Your task is to repeat the entries word for word while leaving out the pictures.
---
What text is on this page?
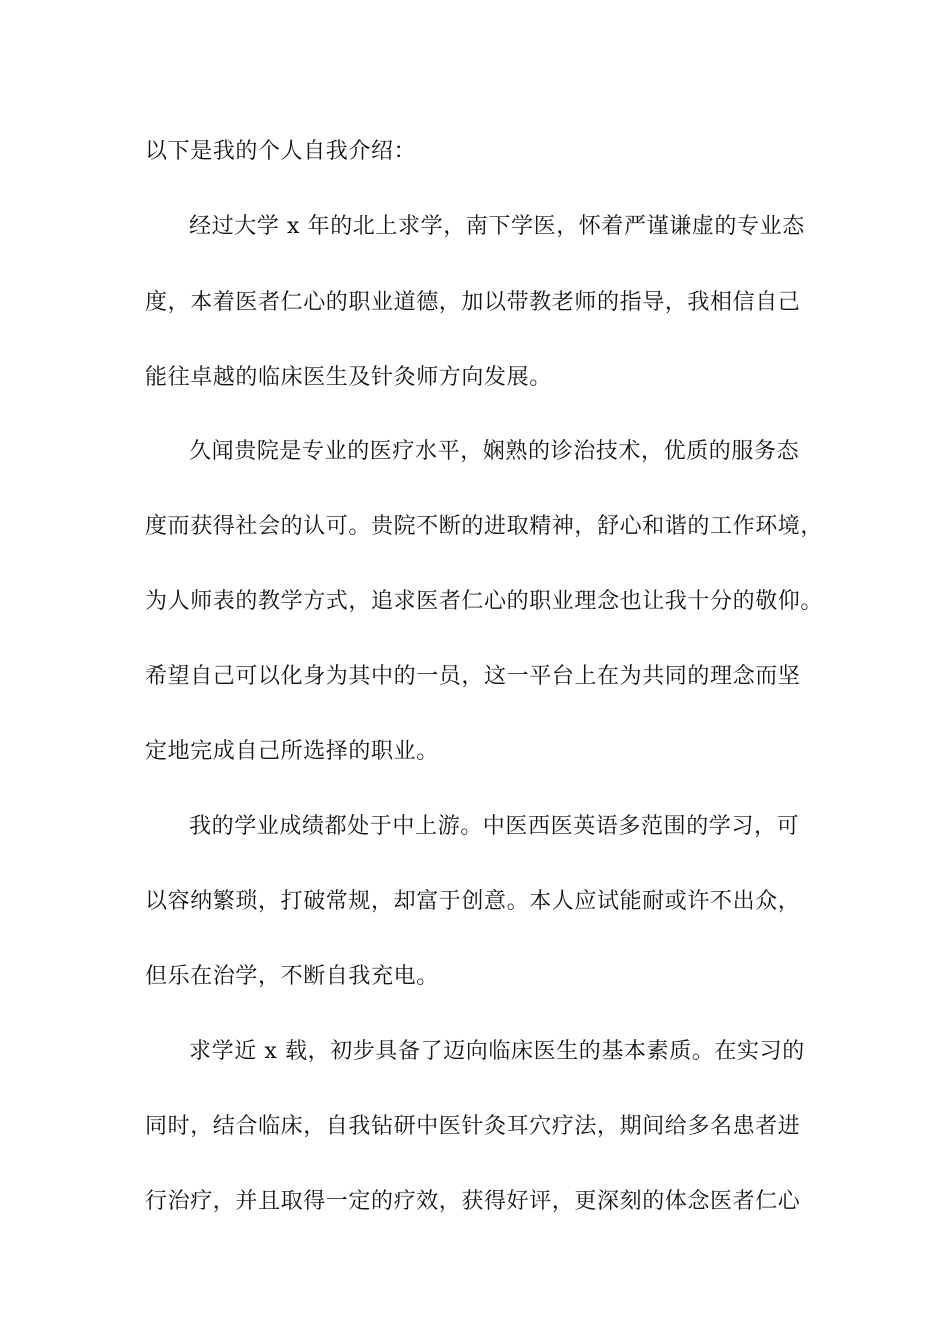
以下是我的个人自我介绍：
经过大学 x 年的北上求学，南下学医，怀着严谨谦虚的专业态
度，本着医者仁心的职业道德，加以带教老师的指导，我相信自己
能往卓越的临床医生及针灸师方向发展。
久闻贵院是专业的医疗水平，娴熟的诊治技术，优质的服务态
度而获得社会的认可。贵院不断的进取精神，舒心和谐的工作环境，
为人师表的教学方式，追求医者仁心的职业理念也让我十分的敬仰。
希望自己可以化身为其中的一员，这一平台上在为共同的理念而坚
定地完成自己所选择的职业。
我的学业成绩都处于中上游。中医西医英语多范围的学习，可
以容纳繁琐，打破常规，却富于创意。本人应试能耐或许不出众，
但乐在治学，不断自我充电。
求学近 x 载，初步具备了迈向临床医生的基本素质。在实习的
同时，结合临床，自我钻研中医针灸耳穴疗法，期间给多名患者进
行治疗，并且取得一定的疗效，获得好评，更深刻的体念医者仁心
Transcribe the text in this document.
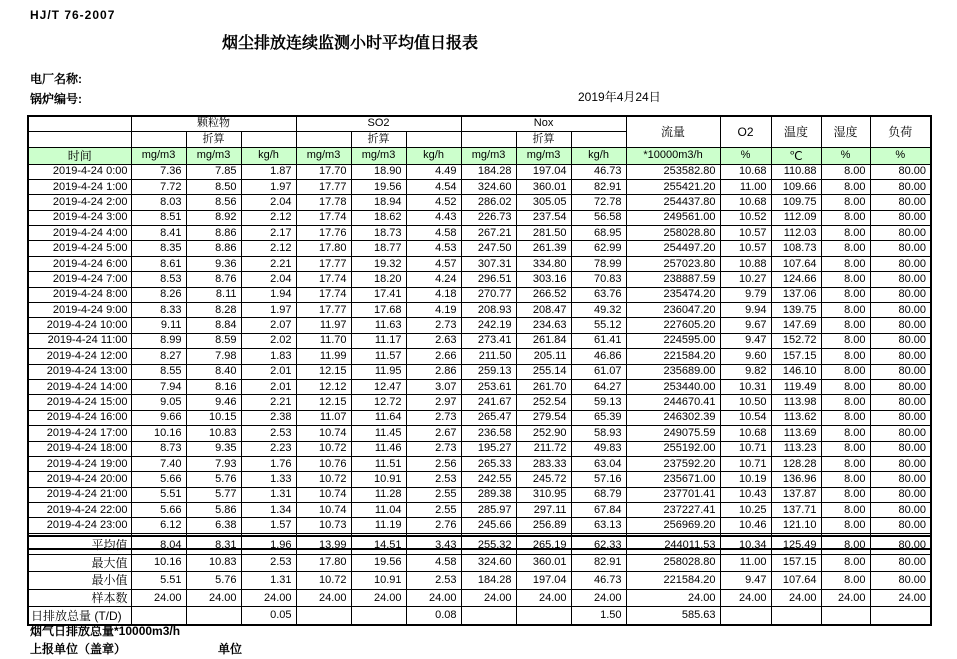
HJ/T 76-2007
烟尘排放连续监测小时平均值日报表
电厂名称:
锅炉编号:	2019年4月24日
	颗粒物			SO2			Nox			流量	O2	温度	湿度	负荷
		折算			折算			折算						
时间	mg/m3	mg/m3	kg/h	mg/m3	mg/m3	kg/h	mg/m3	mg/m3	kg/h	*10000m3/h	%	℃	%	%
2019-4-24 0:00	7.36	7.85	1.87	17.70	18.90	4.49	184.28	197.04	46.73	253582.80	10.68	110.88	8.00	80.00
2019-4-24 1:00	7.72	8.50	1.97	17.77	19.56	4.54	324.60	360.01	82.91	255421.20	11.00	109.66	8.00	80.00
2019-4-24 2:00	8.03	8.56	2.04	17.78	18.94	4.52	286.02	305.05	72.78	254437.80	10.68	109.75	8.00	80.00
2019-4-24 3:00	8.51	8.92	2.12	17.74	18.62	4.43	226.73	237.54	56.58	249561.00	10.52	112.09	8.00	80.00
2019-4-24 4:00	8.41	8.86	2.17	17.76	18.73	4.58	267.21	281.50	68.95	258028.80	10.57	112.03	8.00	80.00
2019-4-24 5:00	8.35	8.86	2.12	17.80	18.77	4.53	247.50	261.39	62.99	254497.20	10.57	108.73	8.00	80.00
2019-4-24 6:00	8.61	9.36	2.21	17.77	19.32	4.57	307.31	334.80	78.99	257023.80	10.88	107.64	8.00	80.00
2019-4-24 7:00	8.53	8.76	2.04	17.74	18.20	4.24	296.51	303.16	70.83	238887.59	10.27	124.66	8.00	80.00
2019-4-24 8:00	8.26	8.11	1.94	17.74	17.41	4.18	270.77	266.52	63.76	235474.20	9.79	137.06	8.00	80.00
2019-4-24 9:00	8.33	8.28	1.97	17.77	17.68	4.19	208.93	208.47	49.32	236047.20	9.94	139.75	8.00	80.00
2019-4-24 10:00	9.11	8.84	2.07	11.97	11.63	2.73	242.19	234.63	55.12	227605.20	9.67	147.69	8.00	80.00
2019-4-24 11:00	8.99	8.59	2.02	11.70	11.17	2.63	273.41	261.84	61.41	224595.00	9.47	152.72	8.00	80.00
2019-4-24 12:00	8.27	7.98	1.83	11.99	11.57	2.66	211.50	205.11	46.86	221584.20	9.60	157.15	8.00	80.00
2019-4-24 13:00	8.55	8.40	2.01	12.15	11.95	2.86	259.13	255.14	61.07	235689.00	9.82	146.10	8.00	80.00
2019-4-24 14:00	7.94	8.16	2.01	12.12	12.47	3.07	253.61	261.70	64.27	253440.00	10.31	119.49	8.00	80.00
2019-4-24 15:00	9.05	9.46	2.21	12.15	12.72	2.97	241.67	252.54	59.13	244670.41	10.50	113.98	8.00	80.00
2019-4-24 16:00	9.66	10.15	2.38	11.07	11.64	2.73	265.47	279.54	65.39	246302.39	10.54	113.62	8.00	80.00
2019-4-24 17:00	10.16	10.83	2.53	10.74	11.45	2.67	236.58	252.90	58.93	249075.59	10.68	113.69	8.00	80.00
2019-4-24 18:00	8.73	9.35	2.23	10.72	11.46	2.73	195.27	211.72	49.83	255192.00	10.71	113.23	8.00	80.00
2019-4-24 19:00	7.40	7.93	1.76	10.76	11.51	2.56	265.33	283.33	63.04	237592.20	10.71	128.28	8.00	80.00
2019-4-24 20:00	5.66	5.76	1.33	10.72	10.91	2.53	242.55	245.72	57.16	235671.00	10.19	136.96	8.00	80.00
2019-4-24 21:00	5.51	5.77	1.31	10.74	11.28	2.55	289.38	310.95	68.79	237701.41	10.43	137.87	8.00	80.00
2019-4-24 22:00	5.66	5.86	1.34	10.74	11.04	2.55	285.97	297.11	67.84	237227.41	10.25	137.71	8.00	80.00
2019-4-24 23:00	6.12	6.38	1.57	10.73	11.19	2.76	245.66	256.89	63.13	256969.20	10.46	121.10	8.00	80.00

平均值	8.04	8.31	1.96	13.99	14.51	3.43	255.32	265.19	62.33	244011.53	10.34	125.49	8.00	80.00
最大值	10.16	10.83	2.53	17.80	19.56	4.58	324.60	360.01	82.91	258028.80	11.00	157.15	8.00	80.00
最小值	5.51	5.76	1.31	10.72	10.91	2.53	184.28	197.04	46.73	221584.20	9.47	107.64	8.00	80.00
样本数	24.00	24.00	24.00	24.00	24.00	24.00	24.00	24.00	24.00	24.00	24.00	24.00	24.00	24.00
日排放总量 (T/D)			0.05			0.08			1.50	585.63				
烟气日排放总量*10000m3/h
上报单位（盖章）	单位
---
SOLUTION FOR THIS EXERCISE →
What text is on this page?
以下是我的个人自我介绍：
经过大学 x 年的北上求学，南下学医，怀着严谨谦虚的专业态
度，本着医者仁心的职业道德，加以带教老师的指导，我相信自己
能往卓越的临床医生及针灸师方向发展。
久闻贵院是专业的医疗水平，娴熟的诊治技术，优质的服务态
度而获得社会的认可。贵院不断的进取精神，舒心和谐的工作环境，
为人师表的教学方式，追求医者仁心的职业理念也让我十分的敬仰。
希望自己可以化身为其中的一员，这一平台上在为共同的理念而坚
定地完成自己所选择的职业。
我的学业成绩都处于中上游。中医西医英语多范围的学习，可
以容纳繁琐，打破常规，却富于创意。本人应试能耐或许不出众，
但乐在治学，不断自我充电。
求学近 x 载，初步具备了迈向临床医生的基本素质。在实习的
同时，结合临床，自我钻研中医针灸耳穴疗法，期间给多名患者进
行治疗，并且取得一定的疗效，获得好评，更深刻的体念医者仁心
Transcribe the text in this document.
HJ/T 76-2007
烟尘排放连续监测小时平均值日报表
电厂名称:
锅炉编号:	2019年4月24日
	颗粒物			SO2			Nox			流量	O2	温度	湿度	负荷
		折算			折算			折算						
时间	mg/m3	mg/m3	kg/h	mg/m3	mg/m3	kg/h	mg/m3	mg/m3	kg/h	*10000m3/h	%	℃	%	%
2019-4-24 0:00	7.36	7.85	1.87	17.70	18.90	4.49	184.28	197.04	46.73	253582.80	10.68	110.88	8.00	80.00
2019-4-24 1:00	7.72	8.50	1.97	17.77	19.56	4.54	324.60	360.01	82.91	255421.20	11.00	109.66	8.00	80.00
2019-4-24 2:00	8.03	8.56	2.04	17.78	18.94	4.52	286.02	305.05	72.78	254437.80	10.68	109.75	8.00	80.00
2019-4-24 3:00	8.51	8.92	2.12	17.74	18.62	4.43	226.73	237.54	56.58	249561.00	10.52	112.09	8.00	80.00
2019-4-24 4:00	8.41	8.86	2.17	17.76	18.73	4.58	267.21	281.50	68.95	258028.80	10.57	112.03	8.00	80.00
2019-4-24 5:00	8.35	8.86	2.12	17.80	18.77	4.53	247.50	261.39	62.99	254497.20	10.57	108.73	8.00	80.00
2019-4-24 6:00	8.61	9.36	2.21	17.77	19.32	4.57	307.31	334.80	78.99	257023.80	10.88	107.64	8.00	80.00
2019-4-24 7:00	8.53	8.76	2.04	17.74	18.20	4.24	296.51	303.16	70.83	238887.59	10.27	124.66	8.00	80.00
2019-4-24 8:00	8.26	8.11	1.94	17.74	17.41	4.18	270.77	266.52	63.76	235474.20	9.79	137.06	8.00	80.00
2019-4-24 9:00	8.33	8.28	1.97	17.77	17.68	4.19	208.93	208.47	49.32	236047.20	9.94	139.75	8.00	80.00
2019-4-24 10:00	9.11	8.84	2.07	11.97	11.63	2.73	242.19	234.63	55.12	227605.20	9.67	147.69	8.00	80.00
2019-4-24 11:00	8.99	8.59	2.02	11.70	11.17	2.63	273.41	261.84	61.41	224595.00	9.47	152.72	8.00	80.00
2019-4-24 12:00	8.27	7.98	1.83	11.99	11.57	2.66	211.50	205.11	46.86	221584.20	9.60	157.15	8.00	80.00
2019-4-24 13:00	8.55	8.40	2.01	12.15	11.95	2.86	259.13	255.14	61.07	235689.00	9.82	146.10	8.00	80.00
2019-4-24 14:00	7.94	8.16	2.01	12.12	12.47	3.07	253.61	261.70	64.27	253440.00	10.31	119.49	8.00	80.00
2019-4-24 15:00	9.05	9.46	2.21	12.15	12.72	2.97	241.67	252.54	59.13	244670.41	10.50	113.98	8.00	80.00
2019-4-24 16:00	9.66	10.15	2.38	11.07	11.64	2.73	265.47	279.54	65.39	246302.39	10.54	113.62	8.00	80.00
2019-4-24 17:00	10.16	10.83	2.53	10.74	11.45	2.67	236.58	252.90	58.93	249075.59	10.68	113.69	8.00	80.00
2019-4-24 18:00	8.73	9.35	2.23	10.72	11.46	2.73	195.27	211.72	49.83	255192.00	10.71	113.23	8.00	80.00
2019-4-24 19:00	7.40	7.93	1.76	10.76	11.51	2.56	265.33	283.33	63.04	237592.20	10.71	128.28	8.00	80.00
2019-4-24 20:00	5.66	5.76	1.33	10.72	10.91	2.53	242.55	245.72	57.16	235671.00	10.19	136.96	8.00	80.00
2019-4-24 21:00	5.51	5.77	1.31	10.74	11.28	2.55	289.38	310.95	68.79	237701.41	10.43	137.87	8.00	80.00
2019-4-24 22:00	5.66	5.86	1.34	10.74	11.04	2.55	285.97	297.11	67.84	237227.41	10.25	137.71	8.00	80.00
2019-4-24 23:00	6.12	6.38	1.57	10.73	11.19	2.76	245.66	256.89	63.13	256969.20	10.46	121.10	8.00	80.00

平均值	8.04	8.31	1.96	13.99	14.51	3.43	255.32	265.19	62.33	244011.53	10.34	125.49	8.00	80.00
最大值	10.16	10.83	2.53	17.80	19.56	4.58	324.60	360.01	82.91	258028.80	11.00	157.15	8.00	80.00
最小值	5.51	5.76	1.31	10.72	10.91	2.53	184.28	197.04	46.73	221584.20	9.47	107.64	8.00	80.00
样本数	24.00	24.00	24.00	24.00	24.00	24.00	24.00	24.00	24.00	24.00	24.00	24.00	24.00	24.00
日排放总量 (T/D)			0.05			0.08			1.50	585.63				
烟气日排放总量*10000m3/h
上报单位（盖章）	单位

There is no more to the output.